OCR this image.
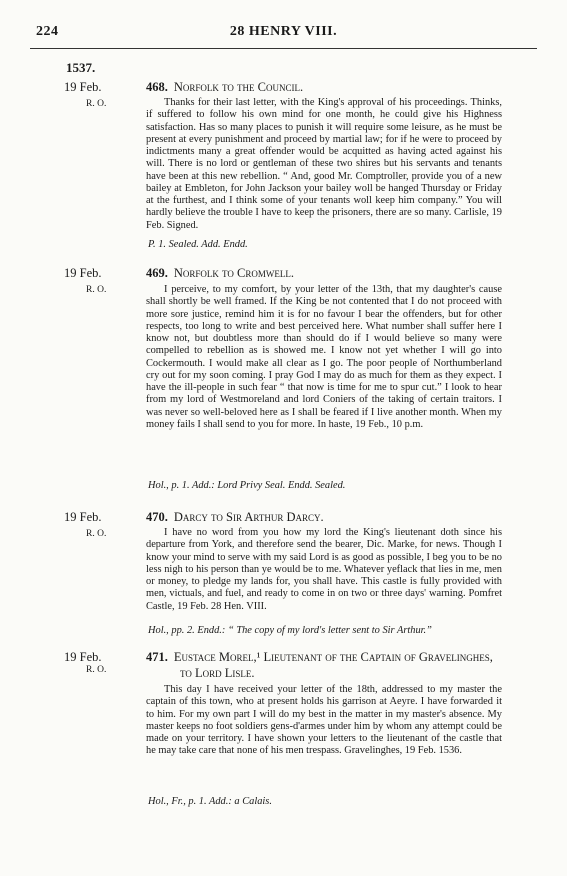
224	28 HENRY VIII.
1537.
19 Feb.
R. O.
468. Norfolk to the Council.
Thanks for their last letter, with the King's approval of his proceedings. Thinks, if suffered to follow his own mind for one month, he could give his Highness satisfaction. Has so many places to punish it will require some leisure, as he must be present at every punishment and proceed by martial law; for if he were to proceed by indictments many a great offender would be acquitted as having acted against his will. There is no lord or gentleman of these two shires but his servants and tenants have been at this new rebellion. “ And, good Mr. Comptroller, provide you of a new bailey at Embleton, for John Jackson your bailey woll be hanged Thursday or Friday at the furthest, and I think some of your tenants woll keep him company.” You will hardly believe the trouble I have to keep the prisoners, there are so many. Carlisle, 19 Feb. Signed.
P. 1. Sealed. Add. Endd.
19 Feb.
R. O.
469. Norfolk to Cromwell.
I perceive, to my comfort, by your letter of the 13th, that my daughter's cause shall shortly be well framed. If the King be not contented that I do not proceed with more sore justice, remind him it is for no favour I bear the offenders, but for other respects, too long to write and best perceived here. What number shall suffer here I know not, but doubtless more than should do if I would believe so many were compelled to rebellion as is showed me. I know not yet whether I will go into Cockermouth. I would make all clear as I go. The poor people of Northumberland cry out for my soon coming. I pray God I may do as much for them as they expect. I have the ill-people in such fear “ that now is time for me to spur cut.” I look to hear from my lord of Westmoreland and lord Coniers of the taking of certain traitors. I was never so well-beloved here as I shall be feared if I live another month. When my money fails I shall send to you for more. In haste, 19 Feb., 10 p.m.
Hol., p. 1. Add.: Lord Privy Seal. Endd. Sealed.
19 Feb.
R. O.
470. Darcy to Sir Arthur Darcy.
I have no word from you how my lord the King's lieutenant doth since his departure from York, and therefore send the bearer, Dic. Marke, for news. Though I know your mind to serve with my said Lord is as good as possible, I beg you to be no less nigh to his person than ye would be to me. Whatever yeflack that lies in me, men or money, to pledge my lands for, you shall have. This castle is fully provided with men, victuals, and fuel, and ready to come in on two or three days' warning. Pomfret Castle, 19 Feb. 28 Hen. VIII.
Hol., pp. 2. Endd.: “ The copy of my lord's letter sent to Sir Arthur.”
19 Feb.
R. O.
471. Eustace Morel,¹ Lieutenant of the Captain of Gravelinghes,
to Lord Lisle.
This day I have received your letter of the 18th, addressed to my master the captain of this town, who at present holds his garrison at Aeyre. I have forwarded it to him. For my own part I will do my best in the matter in my master's absence. My master keeps no foot soldiers gens-d'armes under him by whom any attempt could be made on your territory. I have shown your letters to the lieutenant of the castle that he may take care that none of his men trespass. Gravelinghes, 19 Feb. 1536.
Hol., Fr., p. 1. Add.: a Calais.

**DESCRIPTION OF THE TASK**
Say how many lines in the entries contain the string "Norfolk", and leave out everything else.

**OUTPUT BELOW**
2